▶ **TO BE DONE**
Keep only the lines where "theft" appears.

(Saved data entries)
__________
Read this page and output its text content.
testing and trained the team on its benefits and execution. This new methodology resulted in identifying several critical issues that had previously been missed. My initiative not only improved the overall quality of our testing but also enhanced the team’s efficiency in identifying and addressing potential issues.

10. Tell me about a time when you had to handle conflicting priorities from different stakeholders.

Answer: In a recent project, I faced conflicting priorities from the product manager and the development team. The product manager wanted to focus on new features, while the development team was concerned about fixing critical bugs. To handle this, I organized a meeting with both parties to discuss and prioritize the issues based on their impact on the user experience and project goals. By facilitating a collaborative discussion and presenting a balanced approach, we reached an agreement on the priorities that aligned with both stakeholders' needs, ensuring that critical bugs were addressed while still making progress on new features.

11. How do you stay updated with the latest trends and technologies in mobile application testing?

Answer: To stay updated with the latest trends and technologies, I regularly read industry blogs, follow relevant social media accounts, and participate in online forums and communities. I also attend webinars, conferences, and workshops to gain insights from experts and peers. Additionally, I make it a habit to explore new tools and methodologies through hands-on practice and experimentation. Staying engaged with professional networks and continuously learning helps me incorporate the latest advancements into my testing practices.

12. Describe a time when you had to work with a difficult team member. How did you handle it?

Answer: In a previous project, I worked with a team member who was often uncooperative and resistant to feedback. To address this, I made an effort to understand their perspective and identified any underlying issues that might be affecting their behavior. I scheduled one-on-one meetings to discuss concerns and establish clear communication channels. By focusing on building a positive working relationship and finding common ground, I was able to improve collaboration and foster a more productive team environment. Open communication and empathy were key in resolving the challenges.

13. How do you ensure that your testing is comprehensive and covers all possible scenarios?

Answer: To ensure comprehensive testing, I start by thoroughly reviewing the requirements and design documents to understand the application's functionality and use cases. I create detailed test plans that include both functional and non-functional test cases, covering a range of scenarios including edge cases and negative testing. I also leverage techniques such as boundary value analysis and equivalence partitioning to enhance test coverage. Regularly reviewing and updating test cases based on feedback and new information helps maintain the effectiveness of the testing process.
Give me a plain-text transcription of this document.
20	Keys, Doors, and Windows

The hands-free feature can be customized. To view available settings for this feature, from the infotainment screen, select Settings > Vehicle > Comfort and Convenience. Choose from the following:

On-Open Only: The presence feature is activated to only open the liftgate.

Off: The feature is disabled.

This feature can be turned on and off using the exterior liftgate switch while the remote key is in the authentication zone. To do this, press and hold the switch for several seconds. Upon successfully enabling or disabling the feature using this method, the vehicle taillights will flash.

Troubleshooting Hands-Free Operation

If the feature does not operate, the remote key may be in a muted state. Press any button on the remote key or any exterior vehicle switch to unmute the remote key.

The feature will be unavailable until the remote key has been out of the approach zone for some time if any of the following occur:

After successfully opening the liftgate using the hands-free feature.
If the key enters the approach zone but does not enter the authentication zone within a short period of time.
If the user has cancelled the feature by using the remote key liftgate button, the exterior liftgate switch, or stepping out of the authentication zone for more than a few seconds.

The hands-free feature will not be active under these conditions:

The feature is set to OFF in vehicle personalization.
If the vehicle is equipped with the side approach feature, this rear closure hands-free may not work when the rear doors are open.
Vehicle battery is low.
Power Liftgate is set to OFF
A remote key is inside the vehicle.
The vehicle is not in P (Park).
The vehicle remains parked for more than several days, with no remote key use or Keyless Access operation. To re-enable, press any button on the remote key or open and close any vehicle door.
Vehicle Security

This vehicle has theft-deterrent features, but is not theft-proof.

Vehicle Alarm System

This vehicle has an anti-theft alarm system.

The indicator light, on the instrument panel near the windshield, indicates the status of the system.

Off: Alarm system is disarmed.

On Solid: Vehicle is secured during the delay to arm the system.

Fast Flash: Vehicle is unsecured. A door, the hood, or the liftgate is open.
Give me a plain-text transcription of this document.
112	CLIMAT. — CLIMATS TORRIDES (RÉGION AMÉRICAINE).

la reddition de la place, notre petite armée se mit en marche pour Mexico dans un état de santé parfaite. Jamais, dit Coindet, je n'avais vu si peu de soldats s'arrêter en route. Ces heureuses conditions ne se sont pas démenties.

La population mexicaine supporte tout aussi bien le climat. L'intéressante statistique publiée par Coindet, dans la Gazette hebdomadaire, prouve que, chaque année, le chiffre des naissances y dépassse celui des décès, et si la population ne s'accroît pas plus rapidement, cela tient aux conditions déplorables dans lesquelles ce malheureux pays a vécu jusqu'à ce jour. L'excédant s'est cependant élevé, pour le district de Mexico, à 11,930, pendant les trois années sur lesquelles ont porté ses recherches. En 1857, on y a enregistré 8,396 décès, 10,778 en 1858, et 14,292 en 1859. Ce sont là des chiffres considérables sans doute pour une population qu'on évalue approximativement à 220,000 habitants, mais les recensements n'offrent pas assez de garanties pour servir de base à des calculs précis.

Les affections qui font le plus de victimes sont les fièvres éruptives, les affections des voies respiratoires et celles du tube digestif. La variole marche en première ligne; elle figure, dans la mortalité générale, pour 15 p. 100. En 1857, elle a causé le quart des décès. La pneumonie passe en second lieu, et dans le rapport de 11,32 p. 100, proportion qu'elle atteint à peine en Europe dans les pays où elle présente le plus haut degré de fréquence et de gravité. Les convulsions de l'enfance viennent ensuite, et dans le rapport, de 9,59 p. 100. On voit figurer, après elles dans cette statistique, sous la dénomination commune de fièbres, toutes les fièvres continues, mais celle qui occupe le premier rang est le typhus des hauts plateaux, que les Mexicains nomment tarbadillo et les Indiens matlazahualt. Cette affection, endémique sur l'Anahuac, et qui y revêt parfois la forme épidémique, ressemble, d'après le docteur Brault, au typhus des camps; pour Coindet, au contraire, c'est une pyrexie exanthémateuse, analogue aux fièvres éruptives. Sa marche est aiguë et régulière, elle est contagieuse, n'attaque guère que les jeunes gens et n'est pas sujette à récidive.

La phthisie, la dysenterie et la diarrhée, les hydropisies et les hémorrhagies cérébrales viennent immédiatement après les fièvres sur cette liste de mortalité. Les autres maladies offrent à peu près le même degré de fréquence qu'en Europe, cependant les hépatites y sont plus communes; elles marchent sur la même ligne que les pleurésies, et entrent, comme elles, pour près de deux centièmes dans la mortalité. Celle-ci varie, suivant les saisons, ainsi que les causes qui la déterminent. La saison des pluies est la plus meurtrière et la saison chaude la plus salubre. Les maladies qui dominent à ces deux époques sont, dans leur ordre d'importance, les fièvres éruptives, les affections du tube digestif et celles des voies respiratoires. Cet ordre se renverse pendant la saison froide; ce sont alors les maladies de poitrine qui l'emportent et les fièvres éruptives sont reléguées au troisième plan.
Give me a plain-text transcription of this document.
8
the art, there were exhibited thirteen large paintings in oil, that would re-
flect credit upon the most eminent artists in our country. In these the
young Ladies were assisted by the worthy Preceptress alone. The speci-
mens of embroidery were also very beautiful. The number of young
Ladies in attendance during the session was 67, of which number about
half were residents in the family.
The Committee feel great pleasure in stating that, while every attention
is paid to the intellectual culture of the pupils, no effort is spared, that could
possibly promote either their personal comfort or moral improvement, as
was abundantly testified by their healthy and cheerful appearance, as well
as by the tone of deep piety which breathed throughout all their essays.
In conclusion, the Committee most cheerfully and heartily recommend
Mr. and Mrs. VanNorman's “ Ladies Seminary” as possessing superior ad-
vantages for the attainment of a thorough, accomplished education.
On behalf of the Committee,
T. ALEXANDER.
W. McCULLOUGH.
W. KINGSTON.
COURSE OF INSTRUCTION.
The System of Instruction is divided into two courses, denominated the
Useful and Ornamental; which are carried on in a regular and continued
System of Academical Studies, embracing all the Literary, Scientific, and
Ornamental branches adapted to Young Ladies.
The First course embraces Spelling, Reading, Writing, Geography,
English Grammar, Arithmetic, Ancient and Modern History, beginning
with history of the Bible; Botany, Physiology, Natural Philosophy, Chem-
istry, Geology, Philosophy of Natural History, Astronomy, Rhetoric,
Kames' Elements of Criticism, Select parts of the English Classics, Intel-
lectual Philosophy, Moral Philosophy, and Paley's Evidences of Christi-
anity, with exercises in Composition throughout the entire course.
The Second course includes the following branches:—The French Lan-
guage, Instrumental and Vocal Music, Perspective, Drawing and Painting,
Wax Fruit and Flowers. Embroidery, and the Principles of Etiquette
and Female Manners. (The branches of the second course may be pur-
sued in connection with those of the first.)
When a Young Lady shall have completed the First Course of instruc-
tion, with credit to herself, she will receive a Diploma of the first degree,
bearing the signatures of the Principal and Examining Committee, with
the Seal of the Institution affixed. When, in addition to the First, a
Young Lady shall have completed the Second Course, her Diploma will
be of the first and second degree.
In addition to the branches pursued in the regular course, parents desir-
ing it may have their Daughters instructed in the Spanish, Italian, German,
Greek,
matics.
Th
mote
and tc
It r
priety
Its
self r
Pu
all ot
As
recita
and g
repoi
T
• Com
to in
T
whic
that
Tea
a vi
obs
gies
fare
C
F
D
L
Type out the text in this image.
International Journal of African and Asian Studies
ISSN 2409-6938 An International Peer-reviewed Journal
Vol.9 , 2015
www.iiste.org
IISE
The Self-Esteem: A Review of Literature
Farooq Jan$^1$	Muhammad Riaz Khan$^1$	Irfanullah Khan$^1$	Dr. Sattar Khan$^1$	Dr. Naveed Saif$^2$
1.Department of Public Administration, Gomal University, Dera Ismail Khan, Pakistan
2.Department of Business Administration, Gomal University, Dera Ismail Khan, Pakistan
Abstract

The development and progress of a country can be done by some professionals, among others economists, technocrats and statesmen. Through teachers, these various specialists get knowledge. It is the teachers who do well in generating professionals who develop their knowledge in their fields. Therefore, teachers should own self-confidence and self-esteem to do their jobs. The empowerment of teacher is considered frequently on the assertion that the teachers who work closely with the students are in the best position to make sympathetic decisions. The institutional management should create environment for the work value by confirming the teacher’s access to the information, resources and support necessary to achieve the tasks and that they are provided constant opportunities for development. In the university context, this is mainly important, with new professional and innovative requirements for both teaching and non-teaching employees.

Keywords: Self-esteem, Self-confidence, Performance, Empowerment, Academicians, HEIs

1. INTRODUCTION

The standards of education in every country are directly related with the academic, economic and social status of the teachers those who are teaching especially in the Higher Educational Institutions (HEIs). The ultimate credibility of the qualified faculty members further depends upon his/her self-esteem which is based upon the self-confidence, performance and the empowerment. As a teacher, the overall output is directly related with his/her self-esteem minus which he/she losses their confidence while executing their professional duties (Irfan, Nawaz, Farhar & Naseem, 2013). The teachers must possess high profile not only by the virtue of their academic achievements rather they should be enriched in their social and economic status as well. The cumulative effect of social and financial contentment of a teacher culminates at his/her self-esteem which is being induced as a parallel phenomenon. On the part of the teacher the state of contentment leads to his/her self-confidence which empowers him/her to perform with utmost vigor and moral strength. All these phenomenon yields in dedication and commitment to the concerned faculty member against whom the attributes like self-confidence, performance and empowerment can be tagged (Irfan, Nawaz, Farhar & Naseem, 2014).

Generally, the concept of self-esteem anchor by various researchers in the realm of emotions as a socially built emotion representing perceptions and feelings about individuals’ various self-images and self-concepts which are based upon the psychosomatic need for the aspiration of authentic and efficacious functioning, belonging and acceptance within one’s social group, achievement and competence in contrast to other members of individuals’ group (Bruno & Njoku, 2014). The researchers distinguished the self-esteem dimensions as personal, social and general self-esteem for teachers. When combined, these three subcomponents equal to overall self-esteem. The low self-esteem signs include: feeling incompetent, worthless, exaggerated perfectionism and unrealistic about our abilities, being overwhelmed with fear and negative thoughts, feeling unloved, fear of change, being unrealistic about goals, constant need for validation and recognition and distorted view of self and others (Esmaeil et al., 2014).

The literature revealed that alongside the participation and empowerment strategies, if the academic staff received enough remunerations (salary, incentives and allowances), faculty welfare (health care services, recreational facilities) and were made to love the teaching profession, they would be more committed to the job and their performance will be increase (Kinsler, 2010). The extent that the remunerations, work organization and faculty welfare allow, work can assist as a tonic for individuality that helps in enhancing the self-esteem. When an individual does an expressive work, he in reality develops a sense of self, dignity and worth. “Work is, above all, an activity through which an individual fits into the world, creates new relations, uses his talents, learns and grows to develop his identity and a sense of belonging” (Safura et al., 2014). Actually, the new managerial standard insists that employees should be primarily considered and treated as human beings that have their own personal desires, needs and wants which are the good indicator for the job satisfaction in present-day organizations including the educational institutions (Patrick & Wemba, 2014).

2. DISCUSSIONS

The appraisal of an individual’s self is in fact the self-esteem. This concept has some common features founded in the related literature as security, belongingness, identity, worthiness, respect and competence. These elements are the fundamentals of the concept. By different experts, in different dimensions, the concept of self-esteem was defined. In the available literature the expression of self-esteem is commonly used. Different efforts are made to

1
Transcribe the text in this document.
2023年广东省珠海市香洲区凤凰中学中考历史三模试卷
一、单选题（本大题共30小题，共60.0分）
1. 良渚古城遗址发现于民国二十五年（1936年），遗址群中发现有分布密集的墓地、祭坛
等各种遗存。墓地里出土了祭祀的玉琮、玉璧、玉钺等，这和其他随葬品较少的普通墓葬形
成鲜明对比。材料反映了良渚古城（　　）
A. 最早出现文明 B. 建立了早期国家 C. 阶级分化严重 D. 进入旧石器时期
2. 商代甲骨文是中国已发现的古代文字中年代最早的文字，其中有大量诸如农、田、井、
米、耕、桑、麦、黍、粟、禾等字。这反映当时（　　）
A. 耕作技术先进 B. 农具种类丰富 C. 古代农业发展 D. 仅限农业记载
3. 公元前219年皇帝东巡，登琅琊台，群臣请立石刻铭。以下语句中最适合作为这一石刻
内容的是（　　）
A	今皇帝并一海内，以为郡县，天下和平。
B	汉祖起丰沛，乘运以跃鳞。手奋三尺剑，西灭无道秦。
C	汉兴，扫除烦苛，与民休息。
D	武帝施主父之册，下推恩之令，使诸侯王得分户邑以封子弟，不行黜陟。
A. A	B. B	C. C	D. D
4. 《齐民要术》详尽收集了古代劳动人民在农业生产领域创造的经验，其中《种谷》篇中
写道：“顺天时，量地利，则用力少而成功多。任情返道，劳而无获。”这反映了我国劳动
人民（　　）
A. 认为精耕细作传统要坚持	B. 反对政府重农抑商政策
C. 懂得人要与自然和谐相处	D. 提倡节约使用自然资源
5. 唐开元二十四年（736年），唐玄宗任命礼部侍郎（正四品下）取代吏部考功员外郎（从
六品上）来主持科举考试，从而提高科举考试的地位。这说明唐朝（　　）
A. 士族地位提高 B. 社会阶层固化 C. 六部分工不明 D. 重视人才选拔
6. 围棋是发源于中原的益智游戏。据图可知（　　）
__________
▶ **ANSWER IN FULL**
This vehicle has theft-deterrent features, but is not theft-proof.
This vehicle has an anti-theft alarm system.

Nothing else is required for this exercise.